Figure record extracts
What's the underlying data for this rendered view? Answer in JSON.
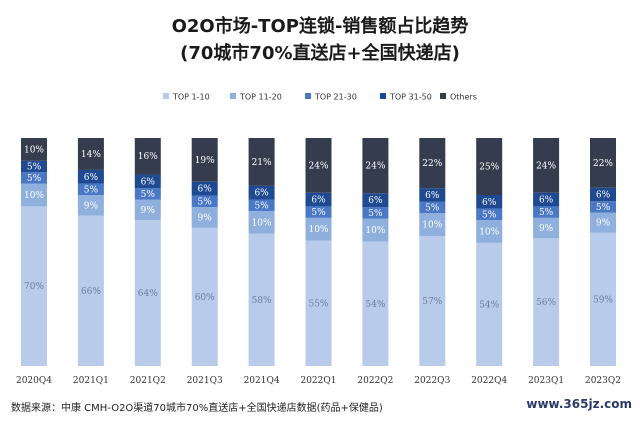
{
  "header": {
    "title": "O2O市场-TOP连锁-销售额占比趋势",
    "subtitle": "(70城市70%直送店+全国快递店)"
  },
  "footer": {
    "source": "数据来源：中康 CMH-O2O渠道70城市70%直送店+全国快递店数据(药品+保健品)",
    "site": "www.365jz.com"
  },
  "chart_data": {
    "type": "bar",
    "stacked": true,
    "percent_stacked": true,
    "title": "O2O市场-TOP连锁-销售额占比趋势",
    "subtitle": "(70城市70%直送店+全国快递店)",
    "categories": [
      "2020Q4",
      "2021Q1",
      "2021Q2",
      "2021Q3",
      "2021Q4",
      "2022Q1",
      "2022Q2",
      "2022Q3",
      "2022Q4",
      "2023Q1",
      "2023Q2"
    ],
    "legend_position": "top",
    "grid": false,
    "series": [
      {
        "name": "TOP 1-10",
        "color": "#b9cbea",
        "values": [
          70,
          66,
          64,
          60,
          58,
          55,
          54,
          57,
          54,
          56,
          59
        ],
        "labels": [
          "70%",
          "66%",
          "64%",
          "60%",
          "58%",
          "55%",
          "54%",
          "57%",
          "54%",
          "56%",
          "59%"
        ]
      },
      {
        "name": "TOP 11-20",
        "color": "#8fb0dd",
        "values": [
          10,
          9,
          9,
          9,
          10,
          10,
          10,
          10,
          10,
          9,
          9
        ],
        "labels": [
          "10%",
          "9%",
          "9%",
          "9%",
          "10%",
          "10%",
          "10%",
          "10%",
          "10%",
          "9%",
          "9%"
        ]
      },
      {
        "name": "TOP 21-30",
        "color": "#4a78c4",
        "values": [
          5,
          5,
          5,
          5,
          5,
          5,
          5,
          5,
          5,
          5,
          5
        ],
        "labels": [
          "5%",
          "5%",
          "5%",
          "5%",
          "5%",
          "5%",
          "5%",
          "5%",
          "5%",
          "5%",
          "5%"
        ]
      },
      {
        "name": "TOP 31-50",
        "color": "#1f4a92",
        "values": [
          5,
          6,
          6,
          6,
          6,
          6,
          6,
          6,
          6,
          6,
          6
        ],
        "labels": [
          "5%",
          "6%",
          "6%",
          "6%",
          "6%",
          "6%",
          "6%",
          "6%",
          "6%",
          "6%",
          "6%"
        ]
      },
      {
        "name": "Others",
        "color": "#343c4e",
        "values": [
          10,
          14,
          16,
          19,
          21,
          24,
          24,
          22,
          25,
          24,
          22
        ],
        "labels": [
          "10%",
          "14%",
          "16%",
          "19%",
          "21%",
          "24%",
          "24%",
          "22%",
          "25%",
          "24%",
          "22%"
        ]
      }
    ]
  }
}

> **What you are asked to do**
Return the whole listing, word for word, and leave out every picture.

> **Output for this task**
What's the underlying data for this rendered view? Answer in JSON.
{
  "header": {
    "title": "O2O市场-TOP连锁-销售额占比趋势",
    "subtitle": "(70城市70%直送店+全国快递店)"
  },
  "footer": {
    "source": "数据来源：中康 CMH-O2O渠道70城市70%直送店+全国快递店数据(药品+保健品)",
    "site": "www.365jz.com"
  },
  "chart_data": {
    "type": "bar",
    "stacked": true,
    "percent_stacked": true,
    "title": "O2O市场-TOP连锁-销售额占比趋势",
    "subtitle": "(70城市70%直送店+全国快递店)",
    "categories": [
      "2020Q4",
      "2021Q1",
      "2021Q2",
      "2021Q3",
      "2021Q4",
      "2022Q1",
      "2022Q2",
      "2022Q3",
      "2022Q4",
      "2023Q1",
      "2023Q2"
    ],
    "legend_position": "top",
    "grid": false,
    "series": [
      {
        "name": "TOP 1-10",
        "color": "#b9cbea",
        "values": [
          70,
          66,
          64,
          60,
          58,
          55,
          54,
          57,
          54,
          56,
          59
        ],
        "labels": [
          "70%",
          "66%",
          "64%",
          "60%",
          "58%",
          "55%",
          "54%",
          "57%",
          "54%",
          "56%",
          "59%"
        ]
      },
      {
        "name": "TOP 11-20",
        "color": "#8fb0dd",
        "values": [
          10,
          9,
          9,
          9,
          10,
          10,
          10,
          10,
          10,
          9,
          9
        ],
        "labels": [
          "10%",
          "9%",
          "9%",
          "9%",
          "10%",
          "10%",
          "10%",
          "10%",
          "10%",
          "9%",
          "9%"
        ]
      },
      {
        "name": "TOP 21-30",
        "color": "#4a78c4",
        "values": [
          5,
          5,
          5,
          5,
          5,
          5,
          5,
          5,
          5,
          5,
          5
        ],
        "labels": [
          "5%",
          "5%",
          "5%",
          "5%",
          "5%",
          "5%",
          "5%",
          "5%",
          "5%",
          "5%",
          "5%"
        ]
      },
      {
        "name": "TOP 31-50",
        "color": "#1f4a92",
        "values": [
          5,
          6,
          6,
          6,
          6,
          6,
          6,
          6,
          6,
          6,
          6
        ],
        "labels": [
          "5%",
          "6%",
          "6%",
          "6%",
          "6%",
          "6%",
          "6%",
          "6%",
          "6%",
          "6%",
          "6%"
        ]
      },
      {
        "name": "Others",
        "color": "#343c4e",
        "values": [
          10,
          14,
          16,
          19,
          21,
          24,
          24,
          22,
          25,
          24,
          22
        ],
        "labels": [
          "10%",
          "14%",
          "16%",
          "19%",
          "21%",
          "24%",
          "24%",
          "22%",
          "25%",
          "24%",
          "22%"
        ]
      }
    ]
  }
}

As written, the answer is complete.